■ **Given request**: Every entry must be duplicated precisely as written.

■ **Records to process**:
++++++

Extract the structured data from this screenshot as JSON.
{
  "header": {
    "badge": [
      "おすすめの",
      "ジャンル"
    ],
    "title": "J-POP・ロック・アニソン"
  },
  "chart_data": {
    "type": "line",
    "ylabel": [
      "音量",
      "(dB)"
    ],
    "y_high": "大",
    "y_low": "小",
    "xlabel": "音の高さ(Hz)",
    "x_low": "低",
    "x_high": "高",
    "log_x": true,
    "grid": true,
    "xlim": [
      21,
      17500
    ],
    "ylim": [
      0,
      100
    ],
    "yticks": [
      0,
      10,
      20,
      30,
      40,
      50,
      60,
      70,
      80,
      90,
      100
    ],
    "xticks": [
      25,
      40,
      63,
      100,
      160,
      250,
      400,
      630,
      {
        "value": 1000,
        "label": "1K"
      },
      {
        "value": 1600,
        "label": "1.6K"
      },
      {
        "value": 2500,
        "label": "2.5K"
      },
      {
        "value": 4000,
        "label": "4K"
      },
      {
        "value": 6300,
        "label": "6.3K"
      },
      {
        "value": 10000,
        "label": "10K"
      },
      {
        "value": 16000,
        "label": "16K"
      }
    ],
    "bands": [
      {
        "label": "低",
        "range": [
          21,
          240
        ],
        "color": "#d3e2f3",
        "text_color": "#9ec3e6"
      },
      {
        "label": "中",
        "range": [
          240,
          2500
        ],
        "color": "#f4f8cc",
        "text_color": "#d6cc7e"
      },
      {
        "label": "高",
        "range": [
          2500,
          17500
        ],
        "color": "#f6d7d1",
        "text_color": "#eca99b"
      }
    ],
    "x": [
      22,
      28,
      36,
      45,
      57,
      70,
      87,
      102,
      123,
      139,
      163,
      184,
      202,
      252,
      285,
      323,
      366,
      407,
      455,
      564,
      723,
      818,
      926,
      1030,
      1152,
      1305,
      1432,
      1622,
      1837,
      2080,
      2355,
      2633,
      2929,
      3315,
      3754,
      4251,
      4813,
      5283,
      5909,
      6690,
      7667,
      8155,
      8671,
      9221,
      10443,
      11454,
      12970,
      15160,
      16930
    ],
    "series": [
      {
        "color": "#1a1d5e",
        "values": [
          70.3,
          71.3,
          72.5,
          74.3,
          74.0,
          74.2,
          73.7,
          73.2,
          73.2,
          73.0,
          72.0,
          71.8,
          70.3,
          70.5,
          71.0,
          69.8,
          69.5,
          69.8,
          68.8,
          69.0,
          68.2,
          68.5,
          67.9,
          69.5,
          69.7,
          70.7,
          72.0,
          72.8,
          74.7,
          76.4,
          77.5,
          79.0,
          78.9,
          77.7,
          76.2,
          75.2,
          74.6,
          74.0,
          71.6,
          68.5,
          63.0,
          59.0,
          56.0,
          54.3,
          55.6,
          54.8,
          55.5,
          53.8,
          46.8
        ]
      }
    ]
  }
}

++++++

■ **Finished exercise**:
Extract the structured data from this screenshot as JSON.
{
  "header": {
    "badge": [
      "おすすめの",
      "ジャンル"
    ],
    "title": "J-POP・ロック・アニソン"
  },
  "chart_data": {
    "type": "line",
    "ylabel": [
      "音量",
      "(dB)"
    ],
    "y_high": "大",
    "y_low": "小",
    "xlabel": "音の高さ(Hz)",
    "x_low": "低",
    "x_high": "高",
    "log_x": true,
    "grid": true,
    "xlim": [
      21,
      17500
    ],
    "ylim": [
      0,
      100
    ],
    "yticks": [
      0,
      10,
      20,
      30,
      40,
      50,
      60,
      70,
      80,
      90,
      100
    ],
    "xticks": [
      25,
      40,
      63,
      100,
      160,
      250,
      400,
      630,
      {
        "value": 1000,
        "label": "1K"
      },
      {
        "value": 1600,
        "label": "1.6K"
      },
      {
        "value": 2500,
        "label": "2.5K"
      },
      {
        "value": 4000,
        "label": "4K"
      },
      {
        "value": 6300,
        "label": "6.3K"
      },
      {
        "value": 10000,
        "label": "10K"
      },
      {
        "value": 16000,
        "label": "16K"
      }
    ],
    "bands": [
      {
        "label": "低",
        "range": [
          21,
          240
        ],
        "color": "#d3e2f3",
        "text_color": "#9ec3e6"
      },
      {
        "label": "中",
        "range": [
          240,
          2500
        ],
        "color": "#f4f8cc",
        "text_color": "#d6cc7e"
      },
      {
        "label": "高",
        "range": [
          2500,
          17500
        ],
        "color": "#f6d7d1",
        "text_color": "#eca99b"
      }
    ],
    "x": [
      22,
      28,
      36,
      45,
      57,
      70,
      87,
      102,
      123,
      139,
      163,
      184,
      202,
      252,
      285,
      323,
      366,
      407,
      455,
      564,
      723,
      818,
      926,
      1030,
      1152,
      1305,
      1432,
      1622,
      1837,
      2080,
      2355,
      2633,
      2929,
      3315,
      3754,
      4251,
      4813,
      5283,
      5909,
      6690,
      7667,
      8155,
      8671,
      9221,
      10443,
      11454,
      12970,
      15160,
      16930
    ],
    "series": [
      {
        "color": "#1a1d5e",
        "values": [
          70.3,
          71.3,
          72.5,
          74.3,
          74.0,
          74.2,
          73.7,
          73.2,
          73.2,
          73.0,
          72.0,
          71.8,
          70.3,
          70.5,
          71.0,
          69.8,
          69.5,
          69.8,
          68.8,
          69.0,
          68.2,
          68.5,
          67.9,
          69.5,
          69.7,
          70.7,
          72.0,
          72.8,
          74.7,
          76.4,
          77.5,
          79.0,
          78.9,
          77.7,
          76.2,
          75.2,
          74.6,
          74.0,
          71.6,
          68.5,
          63.0,
          59.0,
          56.0,
          54.3,
          55.6,
          54.8,
          55.5,
          53.8,
          46.8
        ]
      }
    ]
  }
}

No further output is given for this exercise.